::: Record extracts

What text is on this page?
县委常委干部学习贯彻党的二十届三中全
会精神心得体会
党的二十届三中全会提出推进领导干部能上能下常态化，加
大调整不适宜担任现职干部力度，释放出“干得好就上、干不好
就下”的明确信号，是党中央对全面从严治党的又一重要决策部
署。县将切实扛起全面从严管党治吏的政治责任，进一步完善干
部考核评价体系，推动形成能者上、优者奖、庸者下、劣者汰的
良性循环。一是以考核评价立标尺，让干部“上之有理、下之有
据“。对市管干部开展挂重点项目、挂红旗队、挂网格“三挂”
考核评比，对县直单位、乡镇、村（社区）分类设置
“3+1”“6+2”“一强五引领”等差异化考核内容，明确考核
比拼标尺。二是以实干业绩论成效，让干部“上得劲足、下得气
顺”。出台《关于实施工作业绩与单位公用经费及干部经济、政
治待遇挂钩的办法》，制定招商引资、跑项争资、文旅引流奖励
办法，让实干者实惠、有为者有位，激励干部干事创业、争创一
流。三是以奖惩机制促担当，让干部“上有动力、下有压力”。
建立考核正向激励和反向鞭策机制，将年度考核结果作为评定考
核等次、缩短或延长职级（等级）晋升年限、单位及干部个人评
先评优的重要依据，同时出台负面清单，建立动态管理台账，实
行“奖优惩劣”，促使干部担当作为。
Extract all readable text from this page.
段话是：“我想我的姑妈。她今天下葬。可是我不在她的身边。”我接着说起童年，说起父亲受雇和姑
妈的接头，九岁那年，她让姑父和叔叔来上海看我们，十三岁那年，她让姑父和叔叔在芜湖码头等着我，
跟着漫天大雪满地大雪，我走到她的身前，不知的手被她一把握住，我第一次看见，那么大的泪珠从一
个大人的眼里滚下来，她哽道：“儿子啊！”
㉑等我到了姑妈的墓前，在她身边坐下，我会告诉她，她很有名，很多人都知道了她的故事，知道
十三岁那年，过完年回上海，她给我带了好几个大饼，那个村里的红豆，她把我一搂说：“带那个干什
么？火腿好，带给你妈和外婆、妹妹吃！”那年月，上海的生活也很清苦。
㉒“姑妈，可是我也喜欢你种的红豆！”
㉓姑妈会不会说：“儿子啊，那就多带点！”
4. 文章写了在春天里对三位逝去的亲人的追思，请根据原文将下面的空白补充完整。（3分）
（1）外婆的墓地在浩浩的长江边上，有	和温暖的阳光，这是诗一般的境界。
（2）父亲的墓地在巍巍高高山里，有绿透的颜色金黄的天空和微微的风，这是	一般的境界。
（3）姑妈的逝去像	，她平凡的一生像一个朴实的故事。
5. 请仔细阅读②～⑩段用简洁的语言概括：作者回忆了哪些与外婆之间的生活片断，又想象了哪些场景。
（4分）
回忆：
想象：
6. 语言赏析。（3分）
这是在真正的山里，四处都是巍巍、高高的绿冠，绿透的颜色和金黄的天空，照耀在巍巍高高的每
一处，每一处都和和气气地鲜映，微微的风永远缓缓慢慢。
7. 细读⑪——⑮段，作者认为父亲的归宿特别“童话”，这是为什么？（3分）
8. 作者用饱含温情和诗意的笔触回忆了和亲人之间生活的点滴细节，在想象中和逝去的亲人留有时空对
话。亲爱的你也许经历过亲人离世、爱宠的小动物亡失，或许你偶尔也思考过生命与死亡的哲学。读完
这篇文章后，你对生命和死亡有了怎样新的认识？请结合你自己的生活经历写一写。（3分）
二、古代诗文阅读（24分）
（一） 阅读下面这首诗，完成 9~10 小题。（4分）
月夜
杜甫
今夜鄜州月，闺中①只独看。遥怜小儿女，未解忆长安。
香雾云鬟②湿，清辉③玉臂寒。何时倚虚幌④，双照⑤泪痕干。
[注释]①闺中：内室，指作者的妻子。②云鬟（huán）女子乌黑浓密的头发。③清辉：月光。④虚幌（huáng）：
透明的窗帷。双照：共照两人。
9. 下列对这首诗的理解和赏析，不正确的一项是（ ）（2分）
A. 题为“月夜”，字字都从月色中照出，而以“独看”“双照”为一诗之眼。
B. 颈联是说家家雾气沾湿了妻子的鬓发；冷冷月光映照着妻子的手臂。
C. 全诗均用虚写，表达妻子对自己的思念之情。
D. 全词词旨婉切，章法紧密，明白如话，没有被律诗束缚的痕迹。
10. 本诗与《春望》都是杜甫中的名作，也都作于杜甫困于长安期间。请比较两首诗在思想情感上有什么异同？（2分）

::::::

● Task
Extract, verbatim, the lines from the one containing "Extract all readable text from this page." through the last line of the listing above.

● Result
Extract all readable text from this page.
段话是：“我想我的姑妈。她今天下葬。可是我不在她的身边。”我接着说起童年，说起父亲受雇和姑
妈的接头，九岁那年，她让姑父和叔叔来上海看我们，十三岁那年，她让姑父和叔叔在芜湖码头等着我，
跟着漫天大雪满地大雪，我走到她的身前，不知的手被她一把握住，我第一次看见，那么大的泪珠从一
个大人的眼里滚下来，她哽道：“儿子啊！”
㉑等我到了姑妈的墓前，在她身边坐下，我会告诉她，她很有名，很多人都知道了她的故事，知道
十三岁那年，过完年回上海，她给我带了好几个大饼，那个村里的红豆，她把我一搂说：“带那个干什
么？火腿好，带给你妈和外婆、妹妹吃！”那年月，上海的生活也很清苦。
㉒“姑妈，可是我也喜欢你种的红豆！”
㉓姑妈会不会说：“儿子啊，那就多带点！”
4. 文章写了在春天里对三位逝去的亲人的追思，请根据原文将下面的空白补充完整。（3分）
（1）外婆的墓地在浩浩的长江边上，有	和温暖的阳光，这是诗一般的境界。
（2）父亲的墓地在巍巍高高山里，有绿透的颜色金黄的天空和微微的风，这是	一般的境界。
（3）姑妈的逝去像	，她平凡的一生像一个朴实的故事。
5. 请仔细阅读②～⑩段用简洁的语言概括：作者回忆了哪些与外婆之间的生活片断，又想象了哪些场景。
（4分）
回忆：
想象：
6. 语言赏析。（3分）
这是在真正的山里，四处都是巍巍、高高的绿冠，绿透的颜色和金黄的天空，照耀在巍巍高高的每
一处，每一处都和和气气地鲜映，微微的风永远缓缓慢慢。
7. 细读⑪——⑮段，作者认为父亲的归宿特别“童话”，这是为什么？（3分）
8. 作者用饱含温情和诗意的笔触回忆了和亲人之间生活的点滴细节，在想象中和逝去的亲人留有时空对
话。亲爱的你也许经历过亲人离世、爱宠的小动物亡失，或许你偶尔也思考过生命与死亡的哲学。读完
这篇文章后，你对生命和死亡有了怎样新的认识？请结合你自己的生活经历写一写。（3分）
二、古代诗文阅读（24分）
（一） 阅读下面这首诗，完成 9~10 小题。（4分）
月夜
杜甫
今夜鄜州月，闺中①只独看。遥怜小儿女，未解忆长安。
香雾云鬟②湿，清辉③玉臂寒。何时倚虚幌④，双照⑤泪痕干。
[注释]①闺中：内室，指作者的妻子。②云鬟（huán）女子乌黑浓密的头发。③清辉：月光。④虚幌（huáng）：
透明的窗帷。双照：共照两人。
9. 下列对这首诗的理解和赏析，不正确的一项是（ ）（2分）
A. 题为“月夜”，字字都从月色中照出，而以“独看”“双照”为一诗之眼。
B. 颈联是说家家雾气沾湿了妻子的鬓发；冷冷月光映照着妻子的手臂。
C. 全诗均用虚写，表达妻子对自己的思念之情。
D. 全词词旨婉切，章法紧密，明白如话，没有被律诗束缚的痕迹。
10. 本诗与《春望》都是杜甫中的名作，也都作于杜甫困于长安期间。请比较两首诗在思想情感上有什么异同？（2分）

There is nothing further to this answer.